## Start

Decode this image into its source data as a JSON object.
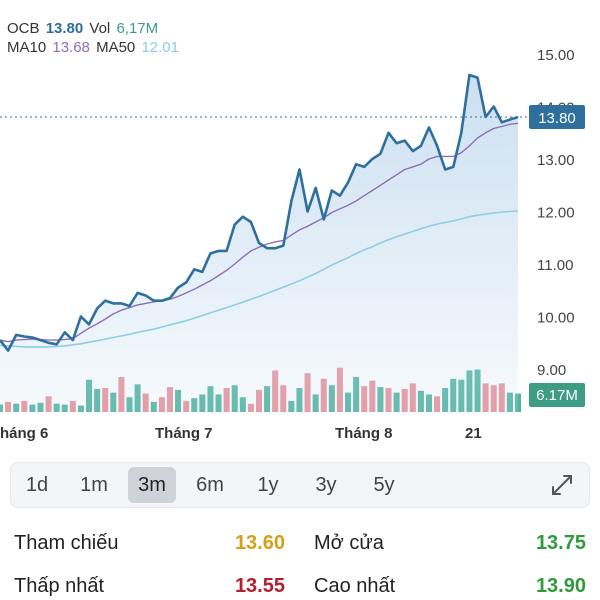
{
  "header": {
    "symbol": "OCB",
    "price": "13.80",
    "vol_label": "Vol",
    "vol_value": "6,17M",
    "ma10_label": "MA10",
    "ma10_value": "13.68",
    "ma50_label": "MA50",
    "ma50_value": "12.01"
  },
  "chart_data": {
    "type": "line",
    "y_ticks": [
      "15.00",
      "14.00",
      "13.00",
      "12.00",
      "11.00",
      "10.00",
      "9.00"
    ],
    "y_tick_values": [
      15,
      14,
      13,
      12,
      11,
      10,
      9
    ],
    "ylim": [
      8.2,
      15.6
    ],
    "x_labels": [
      "háng 6",
      "Tháng 7",
      "Tháng 8",
      "21"
    ],
    "current_price_label": "13.80",
    "current_price": 13.8,
    "current_volume_label": "6.17M",
    "series": [
      {
        "name": "OCB",
        "values": [
          9.55,
          9.35,
          9.65,
          9.62,
          9.6,
          9.55,
          9.5,
          9.47,
          9.7,
          9.55,
          10.0,
          9.85,
          10.15,
          10.3,
          10.25,
          10.25,
          10.2,
          10.45,
          10.4,
          10.3,
          10.3,
          10.35,
          10.55,
          10.65,
          10.9,
          10.85,
          11.2,
          11.25,
          11.25,
          11.75,
          11.9,
          11.8,
          11.4,
          11.3,
          11.3,
          11.35,
          12.2,
          12.8,
          12.0,
          12.45,
          11.85,
          12.4,
          12.3,
          12.55,
          12.9,
          12.85,
          13.0,
          13.1,
          13.5,
          13.3,
          13.35,
          13.15,
          13.25,
          13.6,
          13.25,
          12.8,
          12.85,
          13.5,
          14.6,
          14.55,
          13.8,
          14.0,
          13.7,
          13.75,
          13.8
        ]
      },
      {
        "name": "MA10",
        "values": [
          9.55,
          9.52,
          9.55,
          9.56,
          9.57,
          9.56,
          9.55,
          9.55,
          9.56,
          9.58,
          9.68,
          9.78,
          9.86,
          9.95,
          10.05,
          10.12,
          10.17,
          10.22,
          10.25,
          10.28,
          10.3,
          10.33,
          10.38,
          10.45,
          10.52,
          10.6,
          10.68,
          10.78,
          10.88,
          11.0,
          11.13,
          11.25,
          11.32,
          11.38,
          11.42,
          11.45,
          11.55,
          11.65,
          11.72,
          11.8,
          11.88,
          11.98,
          12.05,
          12.12,
          12.2,
          12.3,
          12.4,
          12.5,
          12.6,
          12.7,
          12.8,
          12.85,
          12.9,
          13.0,
          13.05,
          13.05,
          13.05,
          13.12,
          13.25,
          13.4,
          13.5,
          13.58,
          13.62,
          13.66,
          13.68
        ]
      },
      {
        "name": "MA50",
        "values": [
          9.45,
          9.44,
          9.43,
          9.42,
          9.42,
          9.42,
          9.42,
          9.43,
          9.44,
          9.46,
          9.48,
          9.51,
          9.54,
          9.57,
          9.6,
          9.63,
          9.66,
          9.7,
          9.73,
          9.76,
          9.8,
          9.84,
          9.88,
          9.92,
          9.97,
          10.02,
          10.07,
          10.12,
          10.17,
          10.22,
          10.27,
          10.33,
          10.38,
          10.44,
          10.5,
          10.56,
          10.62,
          10.68,
          10.75,
          10.82,
          10.9,
          10.98,
          11.05,
          11.12,
          11.2,
          11.27,
          11.33,
          11.4,
          11.46,
          11.52,
          11.57,
          11.62,
          11.67,
          11.72,
          11.76,
          11.79,
          11.82,
          11.86,
          11.9,
          11.93,
          11.95,
          11.97,
          11.99,
          12.0,
          12.01
        ]
      }
    ],
    "volume_series": {
      "name": "Volume",
      "values": [
        0.8,
        1.1,
        0.9,
        1.2,
        0.8,
        1.0,
        1.7,
        0.9,
        0.8,
        1.2,
        0.7,
        3.5,
        2.5,
        2.6,
        2.1,
        3.8,
        1.6,
        3.0,
        2.0,
        1.1,
        1.6,
        2.7,
        2.4,
        1.2,
        1.5,
        1.9,
        2.8,
        1.9,
        2.6,
        2.9,
        1.6,
        0.9,
        2.4,
        2.8,
        4.5,
        2.9,
        1.2,
        2.6,
        4.2,
        1.9,
        3.6,
        2.9,
        4.8,
        2.1,
        3.8,
        2.8,
        3.4,
        2.7,
        2.6,
        2.1,
        2.5,
        3.1,
        2.3,
        1.9,
        1.7,
        2.6,
        3.6,
        3.5,
        4.5,
        4.6,
        3.1,
        2.9,
        3.1,
        2.1,
        2.0
      ],
      "up": [
        1,
        0,
        1,
        0,
        1,
        1,
        0,
        1,
        1,
        0,
        1,
        1,
        1,
        0,
        1,
        0,
        1,
        1,
        0,
        1,
        0,
        0,
        1,
        0,
        1,
        1,
        1,
        1,
        0,
        1,
        1,
        0,
        0,
        1,
        0,
        0,
        1,
        1,
        0,
        1,
        0,
        1,
        0,
        1,
        1,
        0,
        0,
        1,
        0,
        1,
        0,
        0,
        1,
        1,
        0,
        1,
        1,
        1,
        1,
        1,
        0,
        0,
        0,
        1,
        1
      ]
    },
    "grid": false
  },
  "colors": {
    "price_line": "#2e6f9e",
    "price_fill": "#c9def0",
    "ma10": "#8d6fb8",
    "ma50": "#8ccfe3",
    "volume_up": "#54b4a2",
    "volume_down": "#e8939a",
    "price_label_bg": "#2e6f9e",
    "volume_label_bg": "#3e9b84",
    "yellow": "#d4a017",
    "red": "#b3202b",
    "green": "#2e9b3a"
  },
  "tabs": [
    {
      "label": "1d"
    },
    {
      "label": "1m"
    },
    {
      "label": "3m",
      "active": true
    },
    {
      "label": "6m"
    },
    {
      "label": "1y"
    },
    {
      "label": "3y"
    },
    {
      "label": "5y"
    }
  ],
  "stats": {
    "ref_label": "Tham chiếu",
    "ref_value": "13.60",
    "open_label": "Mở cửa",
    "open_value": "13.75",
    "low_label": "Thấp nhất",
    "low_value": "13.55",
    "high_label": "Cao nhất",
    "high_value": "13.90"
  }
}
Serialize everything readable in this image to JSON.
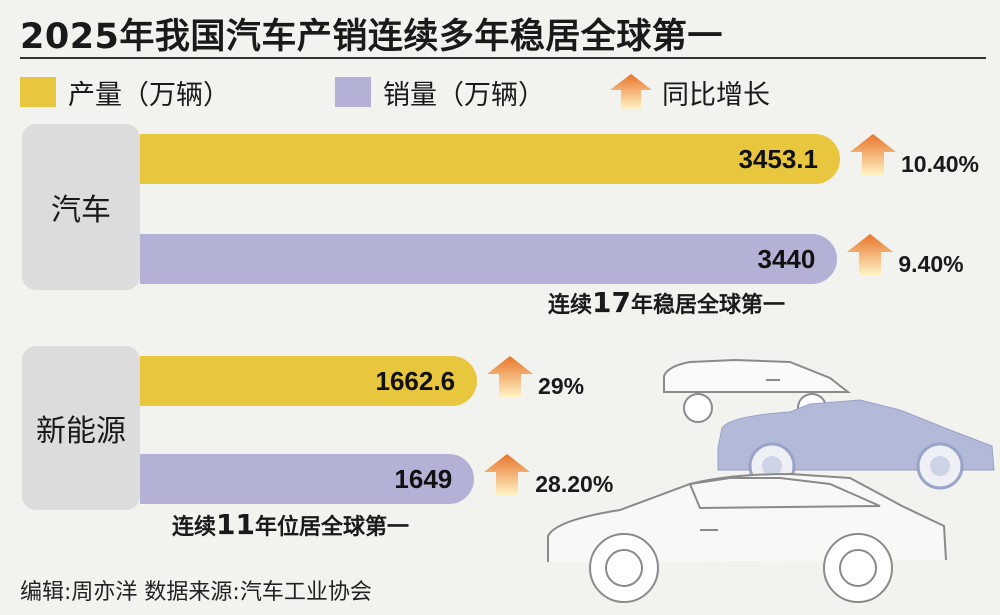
{
  "title": "2025年我国汽车产销连续多年稳居全球第一",
  "legend": {
    "production": "产量（万辆）",
    "sales": "销量（万辆）",
    "growth": "同比增长"
  },
  "colors": {
    "production": "#e8c73f",
    "sales": "#b3b1d6",
    "category_box": "#dcdcdc",
    "arrow_top": "#e8742a",
    "arrow_bottom": "#fff6c8"
  },
  "chart_data": {
    "type": "bar",
    "orientation": "horizontal",
    "title": "2025年我国汽车产销连续多年稳居全球第一",
    "unit": "万辆",
    "categories": [
      "汽车",
      "新能源"
    ],
    "series": [
      {
        "name": "产量（万辆）",
        "values": [
          3453.1,
          1662.6
        ],
        "labels": [
          "3453.1",
          "1662.6"
        ],
        "growth_labels": [
          "10.40%",
          "29%"
        ]
      },
      {
        "name": "销量（万辆）",
        "values": [
          3440,
          1649
        ],
        "labels": [
          "3440",
          "1649"
        ],
        "growth_labels": [
          "9.40%",
          "28.20%"
        ]
      }
    ],
    "xlim": [
      0,
      3453.1
    ]
  },
  "notes": {
    "auto": {
      "prefix": "连续",
      "number": "17",
      "suffix": "年稳居全球第一"
    },
    "nev": {
      "prefix": "连续",
      "number": "11",
      "suffix": "年位居全球第一"
    }
  },
  "footer": "编辑:周亦洋   数据来源:汽车工业协会"
}
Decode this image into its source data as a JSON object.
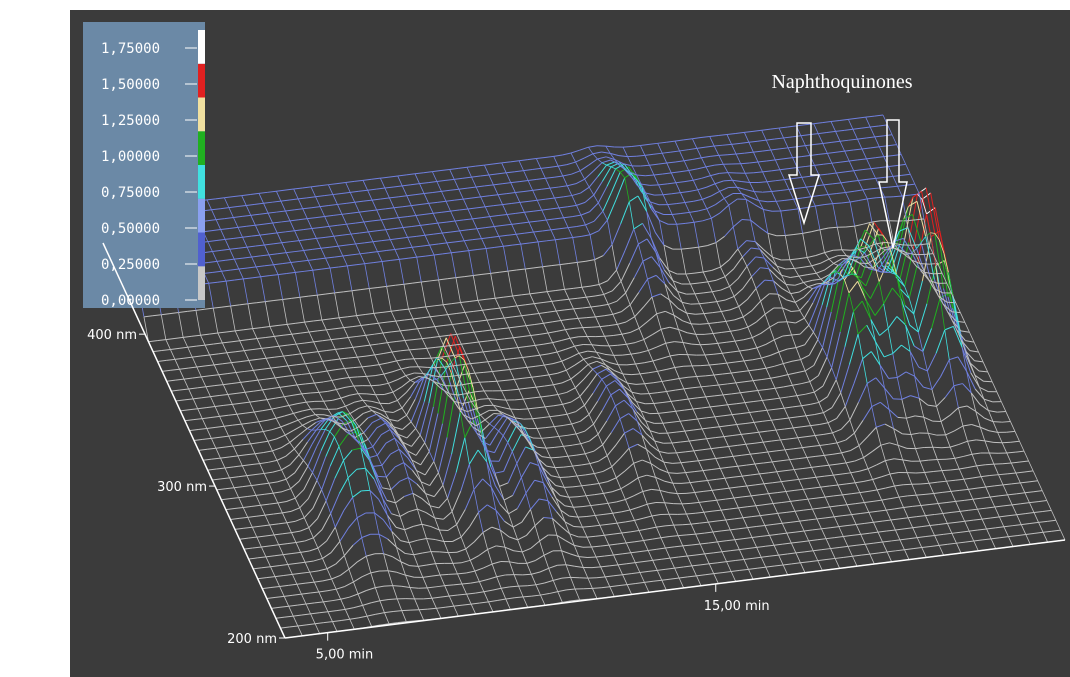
{
  "chart_data": {
    "type": "surface3d",
    "annotation": "Naphthoquinones",
    "colorbar": {
      "lim": [
        0,
        1.875
      ],
      "ticks": [
        {
          "value": 1.75,
          "label": "1,75000"
        },
        {
          "value": 1.5,
          "label": "1,50000"
        },
        {
          "value": 1.25,
          "label": "1,25000"
        },
        {
          "value": 1.0,
          "label": "1,00000"
        },
        {
          "value": 0.75,
          "label": "0,75000"
        },
        {
          "value": 0.5,
          "label": "0,50000"
        },
        {
          "value": 0.25,
          "label": "0,25000"
        },
        {
          "value": 0.0,
          "label": "0,00000"
        }
      ],
      "colors": [
        "#c8c8c8",
        "#5060d0",
        "#8aa0f0",
        "#40e0e0",
        "#20b020",
        "#f0e0a0",
        "#e02020",
        "#ffffff"
      ]
    },
    "xlim": [
      3.9,
      24
    ],
    "xticks": [
      {
        "value": 5,
        "label": "5,00 min"
      },
      {
        "value": 15,
        "label": "15,00 min"
      }
    ],
    "ylim": [
      200,
      460
    ],
    "yticks": [
      {
        "value": 200,
        "label": "200 nm"
      },
      {
        "value": 300,
        "label": "300 nm"
      },
      {
        "value": 400,
        "label": "400 nm"
      }
    ]
  }
}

## End

Gather, from the listing above, every line carrying the word "title".

RESPONSE
  "title": "2025年我国汽车产销连续多年稳居全球第一",
    "title": "2025年我国汽车产销连续多年稳居全球第一",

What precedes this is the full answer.